Give only the number of lines in the data that contain the word "REZI".

Stored dataset items
***
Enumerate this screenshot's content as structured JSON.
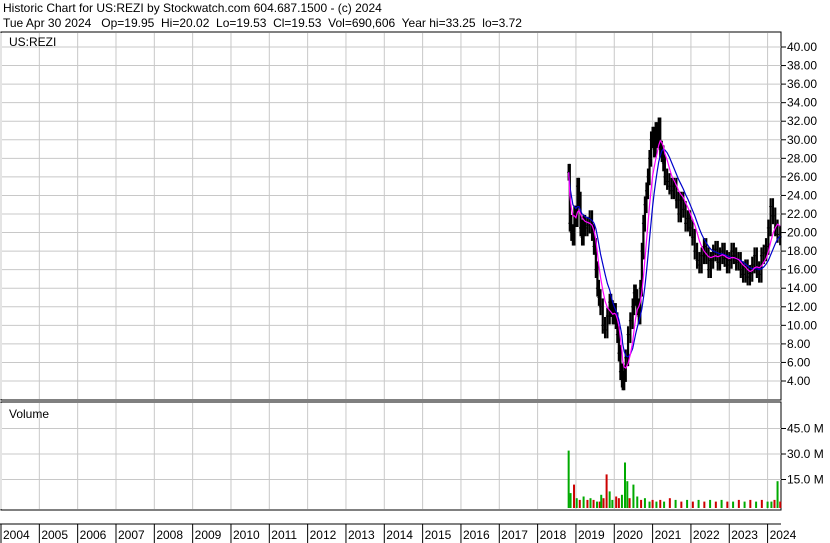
{
  "header": {
    "line1": "Historic Chart for US:REZI by Stockwatch.com 604.687.1500 - (c) 2024",
    "line2": "Tue Apr 30 2024   Op=19.95  Hi=20.02  Lo=19.53  Cl=19.53  Vol=690,606  Year hi=33.25  lo=3.72"
  },
  "colors": {
    "grid": "#c8c8c8",
    "price_bar": "#000000",
    "ma_short": "#ff00ff",
    "ma_long": "#0000cc",
    "vol_up": "#00aa00",
    "vol_down": "#cc0000"
  },
  "chart_data": [
    {
      "type": "line",
      "label": "US:REZI",
      "y_ticks": [
        "40.00",
        "38.00",
        "36.00",
        "34.00",
        "32.00",
        "30.00",
        "28.00",
        "26.00",
        "24.00",
        "22.00",
        "20.00",
        "18.00",
        "16.00",
        "14.00",
        "12.00",
        "10.00",
        "8.00",
        "6.00",
        "4.00"
      ],
      "ylim": [
        2,
        42
      ],
      "x_ticks": [
        "2004",
        "2005",
        "2006",
        "2007",
        "2008",
        "2009",
        "2010",
        "2011",
        "2012",
        "2013",
        "2014",
        "2015",
        "2016",
        "2017",
        "2018",
        "2019",
        "2020",
        "2021",
        "2022",
        "2023",
        "2024"
      ],
      "xlim": [
        2004.0,
        2024.35
      ],
      "grid": true,
      "series": [
        {
          "x": [
            2018.81,
            2018.84,
            2018.88,
            2018.92,
            2018.96,
            2019.0,
            2019.04,
            2019.08,
            2019.12,
            2019.16,
            2019.2,
            2019.24,
            2019.3,
            2019.36,
            2019.42,
            2019.47,
            2019.52,
            2019.56,
            2019.6,
            2019.64,
            2019.7,
            2019.76,
            2019.82,
            2019.88,
            2019.92,
            2019.96,
            2020.0,
            2020.04,
            2020.08,
            2020.12,
            2020.16,
            2020.2,
            2020.22,
            2020.26,
            2020.3,
            2020.36,
            2020.42,
            2020.48,
            2020.52,
            2020.56,
            2020.6,
            2020.64,
            2020.68,
            2020.72,
            2020.76,
            2020.8,
            2020.84,
            2020.88,
            2020.92,
            2020.96,
            2021.0,
            2021.04,
            2021.08,
            2021.12,
            2021.16,
            2021.2,
            2021.24,
            2021.28,
            2021.32,
            2021.38,
            2021.44,
            2021.5,
            2021.56,
            2021.62,
            2021.68,
            2021.74,
            2021.8,
            2021.86,
            2021.92,
            2021.98,
            2022.04,
            2022.1,
            2022.16,
            2022.22,
            2022.28,
            2022.34,
            2022.4,
            2022.46,
            2022.52,
            2022.58,
            2022.64,
            2022.7,
            2022.76,
            2022.82,
            2022.88,
            2022.94,
            2023.0,
            2023.06,
            2023.12,
            2023.18,
            2023.24,
            2023.3,
            2023.36,
            2023.42,
            2023.48,
            2023.54,
            2023.6,
            2023.66,
            2023.72,
            2023.78,
            2023.84,
            2023.9,
            2023.96,
            2024.02,
            2024.08,
            2024.14,
            2024.2,
            2024.26,
            2024.33
          ],
          "y": [
            26.5,
            21.0,
            20.0,
            19.5,
            22.0,
            21.5,
            25.0,
            23.5,
            20.5,
            19.5,
            21.0,
            20.5,
            20.8,
            21.5,
            20.0,
            18.5,
            16.0,
            14.0,
            13.0,
            12.0,
            10.0,
            9.5,
            11.0,
            12.5,
            11.8,
            11.0,
            11.5,
            10.5,
            9.0,
            7.0,
            5.0,
            4.2,
            3.9,
            4.8,
            6.5,
            9.0,
            10.5,
            12.0,
            13.5,
            13.0,
            12.0,
            11.0,
            14.0,
            18.0,
            21.0,
            23.0,
            24.5,
            26.0,
            28.0,
            30.0,
            30.5,
            29.0,
            31.0,
            30.0,
            31.5,
            29.0,
            28.5,
            27.5,
            26.0,
            25.5,
            25.0,
            24.5,
            25.0,
            23.5,
            22.0,
            23.5,
            22.5,
            21.0,
            21.5,
            20.5,
            19.5,
            18.0,
            17.0,
            16.5,
            17.5,
            18.5,
            17.5,
            16.0,
            17.0,
            17.8,
            18.2,
            16.8,
            17.5,
            18.0,
            17.2,
            16.5,
            17.0,
            18.0,
            17.5,
            16.8,
            17.0,
            16.0,
            15.5,
            16.2,
            15.2,
            15.6,
            16.5,
            17.5,
            16.0,
            15.5,
            17.5,
            17.8,
            18.5,
            20.5,
            22.8,
            21.8,
            20.5,
            19.8,
            19.53
          ],
          "ma_short": [
            26.5,
            24.0,
            22.7,
            21.8,
            21.8,
            21.6,
            22.2,
            22.4,
            22.0,
            21.6,
            21.4,
            21.2,
            21.1,
            21.0,
            20.8,
            20.2,
            19.2,
            17.8,
            16.4,
            15.2,
            13.8,
            12.6,
            11.9,
            11.6,
            11.4,
            11.2,
            11.3,
            11.2,
            10.7,
            9.9,
            8.6,
            7.3,
            6.2,
            5.5,
            5.4,
            5.9,
            6.9,
            8.2,
            9.6,
            10.8,
            11.7,
            12.0,
            12.5,
            13.6,
            15.2,
            17.1,
            19.1,
            21.0,
            22.9,
            24.6,
            26.1,
            27.0,
            27.9,
            28.6,
            29.4,
            29.9,
            29.7,
            29.3,
            28.5,
            27.8,
            26.9,
            26.1,
            25.6,
            25.1,
            24.5,
            24.1,
            23.8,
            23.2,
            22.7,
            22.1,
            21.4,
            20.8,
            20.0,
            19.1,
            18.5,
            18.0,
            17.7,
            17.4,
            17.3,
            17.4,
            17.5,
            17.4,
            17.5,
            17.6,
            17.5,
            17.3,
            17.2,
            17.3,
            17.3,
            17.2,
            17.1,
            16.8,
            16.5,
            16.3,
            16.0,
            15.8,
            15.9,
            16.2,
            16.3,
            16.2,
            16.4,
            16.8,
            17.2,
            17.9,
            19.0,
            19.9,
            20.5,
            20.9,
            20.7
          ],
          "ma_long": [
            26.5,
            25.0,
            24.0,
            23.0,
            22.8,
            22.6,
            22.8,
            22.8,
            22.4,
            22.0,
            21.9,
            21.7,
            21.6,
            21.5,
            21.3,
            21.0,
            20.4,
            19.6,
            18.7,
            17.7,
            16.6,
            15.5,
            14.5,
            13.8,
            13.1,
            12.5,
            12.0,
            11.6,
            11.2,
            10.6,
            9.8,
            8.9,
            8.0,
            7.2,
            6.7,
            6.6,
            6.9,
            7.5,
            8.3,
            9.1,
            9.8,
            10.4,
            11.0,
            11.8,
            12.9,
            14.2,
            15.8,
            17.5,
            19.3,
            21.1,
            22.8,
            24.2,
            25.5,
            26.6,
            27.6,
            28.3,
            28.8,
            29.0,
            28.9,
            28.6,
            28.1,
            27.5,
            26.9,
            26.3,
            25.7,
            25.2,
            24.7,
            24.1,
            23.6,
            23.0,
            22.4,
            21.8,
            21.1,
            20.4,
            19.8,
            19.3,
            18.9,
            18.5,
            18.2,
            18.0,
            17.9,
            17.8,
            17.7,
            17.7,
            17.6,
            17.5,
            17.4,
            17.3,
            17.3,
            17.2,
            17.1,
            17.0,
            16.8,
            16.6,
            16.4,
            16.2,
            16.1,
            16.1,
            16.1,
            16.0,
            16.1,
            16.3,
            16.6,
            17.0,
            17.6,
            18.2,
            18.8,
            19.3,
            19.6
          ]
        }
      ]
    },
    {
      "type": "bar",
      "label": "Volume",
      "y_ticks": [
        "45.0 M",
        "30.0 M",
        "15.0 M"
      ],
      "ylim": [
        0,
        55
      ],
      "x": [
        2018.81,
        2018.86,
        2018.95,
        2019.02,
        2019.1,
        2019.2,
        2019.3,
        2019.38,
        2019.46,
        2019.55,
        2019.62,
        2019.66,
        2019.72,
        2019.8,
        2019.88,
        2019.95,
        2020.05,
        2020.12,
        2020.2,
        2020.28,
        2020.34,
        2020.4,
        2020.5,
        2020.6,
        2020.7,
        2020.8,
        2020.92,
        2021.0,
        2021.1,
        2021.2,
        2021.3,
        2021.45,
        2021.6,
        2021.75,
        2021.9,
        2022.05,
        2022.2,
        2022.35,
        2022.5,
        2022.65,
        2022.8,
        2022.95,
        2023.1,
        2023.25,
        2023.4,
        2023.55,
        2023.7,
        2023.85,
        2024.0,
        2024.1,
        2024.18,
        2024.26,
        2024.33
      ],
      "values": [
        32,
        7,
        12,
        4,
        3,
        5,
        3,
        4,
        3,
        2,
        2,
        6,
        4,
        18,
        8,
        3,
        5,
        4,
        6,
        25,
        14,
        4,
        12,
        5,
        3,
        4,
        2,
        3,
        2,
        3,
        2,
        4,
        3,
        2,
        3,
        2,
        3,
        2,
        3,
        2,
        3,
        2,
        2,
        3,
        2,
        3,
        2,
        3,
        2,
        2,
        3,
        14,
        2
      ],
      "up": [
        true,
        true,
        false,
        true,
        false,
        true,
        false,
        true,
        false,
        true,
        false,
        true,
        false,
        false,
        true,
        true,
        false,
        false,
        true,
        true,
        true,
        false,
        true,
        true,
        false,
        true,
        true,
        false,
        true,
        false,
        true,
        false,
        true,
        false,
        true,
        false,
        true,
        false,
        true,
        false,
        true,
        false,
        true,
        false,
        true,
        false,
        true,
        false,
        true,
        true,
        false,
        true,
        false
      ]
    }
  ]
}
***
■ Output below
2